A block of data
"""
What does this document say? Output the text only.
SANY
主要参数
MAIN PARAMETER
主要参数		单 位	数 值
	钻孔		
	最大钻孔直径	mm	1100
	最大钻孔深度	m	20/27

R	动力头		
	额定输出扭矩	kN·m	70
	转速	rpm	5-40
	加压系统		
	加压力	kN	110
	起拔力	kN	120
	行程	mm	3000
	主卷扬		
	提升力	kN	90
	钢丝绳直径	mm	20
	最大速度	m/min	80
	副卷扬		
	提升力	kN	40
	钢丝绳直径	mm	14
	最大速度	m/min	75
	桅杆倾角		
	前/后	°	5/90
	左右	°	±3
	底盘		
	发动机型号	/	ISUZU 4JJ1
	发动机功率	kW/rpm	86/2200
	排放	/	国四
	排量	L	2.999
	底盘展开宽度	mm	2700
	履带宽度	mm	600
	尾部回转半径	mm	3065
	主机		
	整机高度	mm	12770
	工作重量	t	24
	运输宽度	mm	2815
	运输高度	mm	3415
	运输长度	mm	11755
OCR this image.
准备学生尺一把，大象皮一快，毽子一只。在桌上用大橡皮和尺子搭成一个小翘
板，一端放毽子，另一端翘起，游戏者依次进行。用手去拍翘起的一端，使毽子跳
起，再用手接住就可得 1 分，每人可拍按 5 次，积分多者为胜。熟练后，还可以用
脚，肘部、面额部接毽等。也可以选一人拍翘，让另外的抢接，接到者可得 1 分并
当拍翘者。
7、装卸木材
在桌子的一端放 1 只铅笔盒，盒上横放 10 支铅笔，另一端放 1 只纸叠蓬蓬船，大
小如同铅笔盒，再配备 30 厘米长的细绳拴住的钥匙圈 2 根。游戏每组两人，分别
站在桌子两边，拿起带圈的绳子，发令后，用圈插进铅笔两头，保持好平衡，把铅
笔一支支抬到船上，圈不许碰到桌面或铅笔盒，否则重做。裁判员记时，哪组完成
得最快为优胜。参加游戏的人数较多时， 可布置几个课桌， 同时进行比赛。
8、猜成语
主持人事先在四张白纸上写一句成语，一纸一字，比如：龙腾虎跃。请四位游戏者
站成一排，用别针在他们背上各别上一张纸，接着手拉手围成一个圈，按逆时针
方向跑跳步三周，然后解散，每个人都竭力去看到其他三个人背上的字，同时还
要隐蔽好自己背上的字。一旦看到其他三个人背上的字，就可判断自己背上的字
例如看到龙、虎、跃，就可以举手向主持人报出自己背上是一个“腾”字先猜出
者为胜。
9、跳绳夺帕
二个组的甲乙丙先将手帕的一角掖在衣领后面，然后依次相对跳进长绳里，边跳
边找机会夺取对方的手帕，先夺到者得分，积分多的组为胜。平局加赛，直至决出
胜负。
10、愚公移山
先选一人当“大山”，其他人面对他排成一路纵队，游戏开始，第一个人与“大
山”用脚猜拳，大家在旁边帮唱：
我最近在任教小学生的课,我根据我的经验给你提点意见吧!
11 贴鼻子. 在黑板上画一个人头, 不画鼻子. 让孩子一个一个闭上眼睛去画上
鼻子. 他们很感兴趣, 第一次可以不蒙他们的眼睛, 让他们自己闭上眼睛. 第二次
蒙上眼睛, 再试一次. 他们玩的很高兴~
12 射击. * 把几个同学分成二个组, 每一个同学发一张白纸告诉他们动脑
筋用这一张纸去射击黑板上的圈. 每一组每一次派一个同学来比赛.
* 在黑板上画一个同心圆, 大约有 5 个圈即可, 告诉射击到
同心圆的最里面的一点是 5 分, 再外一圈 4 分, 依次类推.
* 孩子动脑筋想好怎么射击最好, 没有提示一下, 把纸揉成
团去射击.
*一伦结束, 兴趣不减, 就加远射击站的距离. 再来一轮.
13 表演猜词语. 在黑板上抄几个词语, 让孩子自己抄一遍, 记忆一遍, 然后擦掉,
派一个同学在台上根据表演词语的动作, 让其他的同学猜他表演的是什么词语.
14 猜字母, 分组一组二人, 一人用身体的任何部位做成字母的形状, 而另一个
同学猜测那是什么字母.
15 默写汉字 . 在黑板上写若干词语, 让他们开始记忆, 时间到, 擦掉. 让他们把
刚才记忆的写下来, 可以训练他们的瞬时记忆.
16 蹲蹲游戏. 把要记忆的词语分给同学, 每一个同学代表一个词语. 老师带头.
"""
» **Problem details**:
Take the listing above and write it out again exactly.

» **Answer to this exercise**:
What does this document say? Output the text only.
SANY
主要参数
MAIN PARAMETER
主要参数		单 位	数 值
	钻孔		
	最大钻孔直径	mm	1100
	最大钻孔深度	m	20/27

R	动力头		
	额定输出扭矩	kN·m	70
	转速	rpm	5-40
	加压系统		
	加压力	kN	110
	起拔力	kN	120
	行程	mm	3000
	主卷扬		
	提升力	kN	90
	钢丝绳直径	mm	20
	最大速度	m/min	80
	副卷扬		
	提升力	kN	40
	钢丝绳直径	mm	14
	最大速度	m/min	75
	桅杆倾角		
	前/后	°	5/90
	左右	°	±3
	底盘		
	发动机型号	/	ISUZU 4JJ1
	发动机功率	kW/rpm	86/2200
	排放	/	国四
	排量	L	2.999
	底盘展开宽度	mm	2700
	履带宽度	mm	600
	尾部回转半径	mm	3065
	主机		
	整机高度	mm	12770
	工作重量	t	24
	运输宽度	mm	2815
	运输高度	mm	3415
	运输长度	mm	11755
OCR this image.
准备学生尺一把，大象皮一快，毽子一只。在桌上用大橡皮和尺子搭成一个小翘
板，一端放毽子，另一端翘起，游戏者依次进行。用手去拍翘起的一端，使毽子跳
起，再用手接住就可得 1 分，每人可拍按 5 次，积分多者为胜。熟练后，还可以用
脚，肘部、面额部接毽等。也可以选一人拍翘，让另外的抢接，接到者可得 1 分并
当拍翘者。
7、装卸木材
在桌子的一端放 1 只铅笔盒，盒上横放 10 支铅笔，另一端放 1 只纸叠蓬蓬船，大
小如同铅笔盒，再配备 30 厘米长的细绳拴住的钥匙圈 2 根。游戏每组两人，分别
站在桌子两边，拿起带圈的绳子，发令后，用圈插进铅笔两头，保持好平衡，把铅
笔一支支抬到船上，圈不许碰到桌面或铅笔盒，否则重做。裁判员记时，哪组完成
得最快为优胜。参加游戏的人数较多时， 可布置几个课桌， 同时进行比赛。
8、猜成语
主持人事先在四张白纸上写一句成语，一纸一字，比如：龙腾虎跃。请四位游戏者
站成一排，用别针在他们背上各别上一张纸，接着手拉手围成一个圈，按逆时针
方向跑跳步三周，然后解散，每个人都竭力去看到其他三个人背上的字，同时还
要隐蔽好自己背上的字。一旦看到其他三个人背上的字，就可判断自己背上的字
例如看到龙、虎、跃，就可以举手向主持人报出自己背上是一个“腾”字先猜出
者为胜。
9、跳绳夺帕
二个组的甲乙丙先将手帕的一角掖在衣领后面，然后依次相对跳进长绳里，边跳
边找机会夺取对方的手帕，先夺到者得分，积分多的组为胜。平局加赛，直至决出
胜负。
10、愚公移山
先选一人当“大山”，其他人面对他排成一路纵队，游戏开始，第一个人与“大
山”用脚猜拳，大家在旁边帮唱：
我最近在任教小学生的课,我根据我的经验给你提点意见吧!
11 贴鼻子. 在黑板上画一个人头, 不画鼻子. 让孩子一个一个闭上眼睛去画上
鼻子. 他们很感兴趣, 第一次可以不蒙他们的眼睛, 让他们自己闭上眼睛. 第二次
蒙上眼睛, 再试一次. 他们玩的很高兴~
12 射击. * 把几个同学分成二个组, 每一个同学发一张白纸告诉他们动脑
筋用这一张纸去射击黑板上的圈. 每一组每一次派一个同学来比赛.
* 在黑板上画一个同心圆, 大约有 5 个圈即可, 告诉射击到
同心圆的最里面的一点是 5 分, 再外一圈 4 分, 依次类推.
* 孩子动脑筋想好怎么射击最好, 没有提示一下, 把纸揉成
团去射击.
*一伦结束, 兴趣不减, 就加远射击站的距离. 再来一轮.
13 表演猜词语. 在黑板上抄几个词语, 让孩子自己抄一遍, 记忆一遍, 然后擦掉,
派一个同学在台上根据表演词语的动作, 让其他的同学猜他表演的是什么词语.
14 猜字母, 分组一组二人, 一人用身体的任何部位做成字母的形状, 而另一个
同学猜测那是什么字母.
15 默写汉字 . 在黑板上写若干词语, 让他们开始记忆, 时间到, 擦掉. 让他们把
刚才记忆的写下来, 可以训练他们的瞬时记忆.
16 蹲蹲游戏. 把要记忆的词语分给同学, 每一个同学代表一个词语. 老师带头.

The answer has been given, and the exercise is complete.